Stored dataset items:
----------
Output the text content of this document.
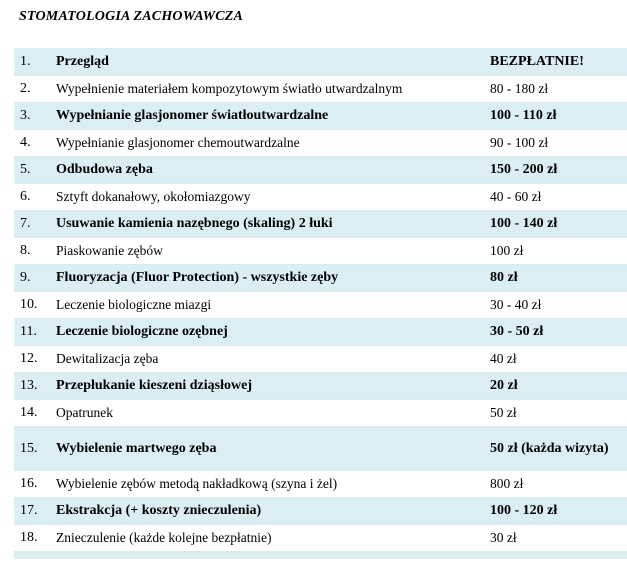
STOMATOLOGIA ZACHOWAWCZA
1.	Przegląd	BEZPŁATNIE!
2.	Wypełnienie materiałem kompozytowym światło utwardzalnym	80 - 180 zł
3.	Wypełnianie glasjonomer światłoutwardzalne	100 - 110 zł
4.	Wypełnianie glasjonomer chemoutwardzalne	90 - 100 zł
5.	Odbudowa zęba	150 - 200 zł
6.	Sztyft dokanałowy, okołomiazgowy	40 - 60 zł
7.	Usuwanie kamienia nazębnego (skaling) 2 łuki	100 - 140 zł
8.	Piaskowanie zębów	100 zł
9.	Fluoryzacja (Fluor Protection) - wszystkie zęby	80 zł
10.	Leczenie biologiczne miazgi	30 - 40 zł
11.	Leczenie biologiczne ozębnej	30 - 50 zł
12.	Dewitalizacja zęba	40 zł
13.	Przepłukanie kieszeni dziąsłowej	20 zł
14.	Opatrunek	50 zł
15.	Wybielenie martwego zęba	50 zł (każda wizyta)
16.	Wybielenie zębów metodą nakładkową (szyna i żel)	800 zł
17.	Ekstrakcja (+ koszty znieczulenia)	100 - 120 zł
18.	Znieczulenie (każde kolejne bezpłatnie)	30 zł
----------
EXERCISE GOAL:
Return all the entries word for word, but omit any pictures they contain.

EXPECTED ANSWER:
Output the text content of this document.
STOMATOLOGIA ZACHOWAWCZA
1.	Przegląd	BEZPŁATNIE!
2.	Wypełnienie materiałem kompozytowym światło utwardzalnym	80 - 180 zł
3.	Wypełnianie glasjonomer światłoutwardzalne	100 - 110 zł
4.	Wypełnianie glasjonomer chemoutwardzalne	90 - 100 zł
5.	Odbudowa zęba	150 - 200 zł
6.	Sztyft dokanałowy, okołomiazgowy	40 - 60 zł
7.	Usuwanie kamienia nazębnego (skaling) 2 łuki	100 - 140 zł
8.	Piaskowanie zębów	100 zł
9.	Fluoryzacja (Fluor Protection) - wszystkie zęby	80 zł
10.	Leczenie biologiczne miazgi	30 - 40 zł
11.	Leczenie biologiczne ozębnej	30 - 50 zł
12.	Dewitalizacja zęba	40 zł
13.	Przepłukanie kieszeni dziąsłowej	20 zł
14.	Opatrunek	50 zł
15.	Wybielenie martwego zęba	50 zł (każda wizyta)
16.	Wybielenie zębów metodą nakładkową (szyna i żel)	800 zł
17.	Ekstrakcja (+ koszty znieczulenia)	100 - 120 zł
18.	Znieczulenie (każde kolejne bezpłatnie)	30 zł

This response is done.